### TASK BRIEF
In the text about Genesis 2 and the Garden of Eden, which Bible passage has Jesus referring to events in Genesis 1 and Genesis 2 as one harmonious account?

### SELECTED TEXT
The word for breath in Hebrew is ruach is the same word for Spirit, as is the case in both ancient Greek (pneuma) and Latin (spiritus). God created man by putting His breath, His Spirit, within him.
The King James Version reads: man became a living soul. So is man a soul, or does man have a soul? This passage seems to indicate that man is a soul, while passages like 1 Thessalonians 5:23 and Hebrews 4:12 seem to indicate that man has a soul. It seems that the Scripture speaks in both ways.
The Garden of Eden
Eden was a garden specifically planted by God; it was a place God made to be a perfect habitation for Adam (and later, Eve).
Genesis chapter 2 is the history of creation from Adam’s perspective, which does not contradict the account of Genesis 1:1-2:7 .
- In Matthew 19:4-5, Jesus referred to events in Genesis 1 and to events in Genesis 2 as one harmonious account.
- The tree of life was to grant (or to sustain) eternal life (Genesis 3:22). God still has a tree of life available to the His people (Revelation 2:7), which is in heaven (Revelation 22:2).
- The whole feel of this account gives the sense that it was written by an actual eyewitness of the rivers and surroundings. Adam probably wrote this himself.

### PROVIDED DATA
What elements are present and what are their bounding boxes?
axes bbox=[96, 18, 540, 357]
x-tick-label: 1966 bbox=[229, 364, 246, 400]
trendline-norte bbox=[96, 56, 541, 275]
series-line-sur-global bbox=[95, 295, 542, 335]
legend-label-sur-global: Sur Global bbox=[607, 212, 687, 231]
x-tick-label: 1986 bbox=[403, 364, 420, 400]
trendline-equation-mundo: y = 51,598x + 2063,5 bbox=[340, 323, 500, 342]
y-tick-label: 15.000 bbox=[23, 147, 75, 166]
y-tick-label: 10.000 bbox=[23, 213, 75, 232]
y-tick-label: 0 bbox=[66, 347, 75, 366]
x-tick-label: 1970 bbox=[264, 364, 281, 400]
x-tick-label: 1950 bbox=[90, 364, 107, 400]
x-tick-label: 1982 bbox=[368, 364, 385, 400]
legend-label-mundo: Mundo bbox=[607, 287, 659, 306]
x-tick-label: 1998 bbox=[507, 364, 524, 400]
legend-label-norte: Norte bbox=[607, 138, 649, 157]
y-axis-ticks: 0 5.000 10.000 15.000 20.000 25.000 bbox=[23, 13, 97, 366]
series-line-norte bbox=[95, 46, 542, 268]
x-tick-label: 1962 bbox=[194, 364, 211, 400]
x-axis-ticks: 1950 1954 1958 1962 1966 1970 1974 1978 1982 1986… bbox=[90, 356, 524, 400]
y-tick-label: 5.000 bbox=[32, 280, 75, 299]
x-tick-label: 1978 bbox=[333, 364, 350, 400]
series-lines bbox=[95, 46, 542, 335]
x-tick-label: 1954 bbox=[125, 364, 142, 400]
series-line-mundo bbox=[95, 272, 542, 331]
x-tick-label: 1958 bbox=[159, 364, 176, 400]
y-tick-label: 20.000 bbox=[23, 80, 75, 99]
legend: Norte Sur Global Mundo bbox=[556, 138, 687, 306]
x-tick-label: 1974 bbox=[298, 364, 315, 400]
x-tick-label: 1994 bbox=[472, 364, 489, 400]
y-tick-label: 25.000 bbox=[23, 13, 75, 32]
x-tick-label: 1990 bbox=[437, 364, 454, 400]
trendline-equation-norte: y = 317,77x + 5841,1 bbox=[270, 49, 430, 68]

### ANSWER FOR THE TASK
Matthew 19:4-5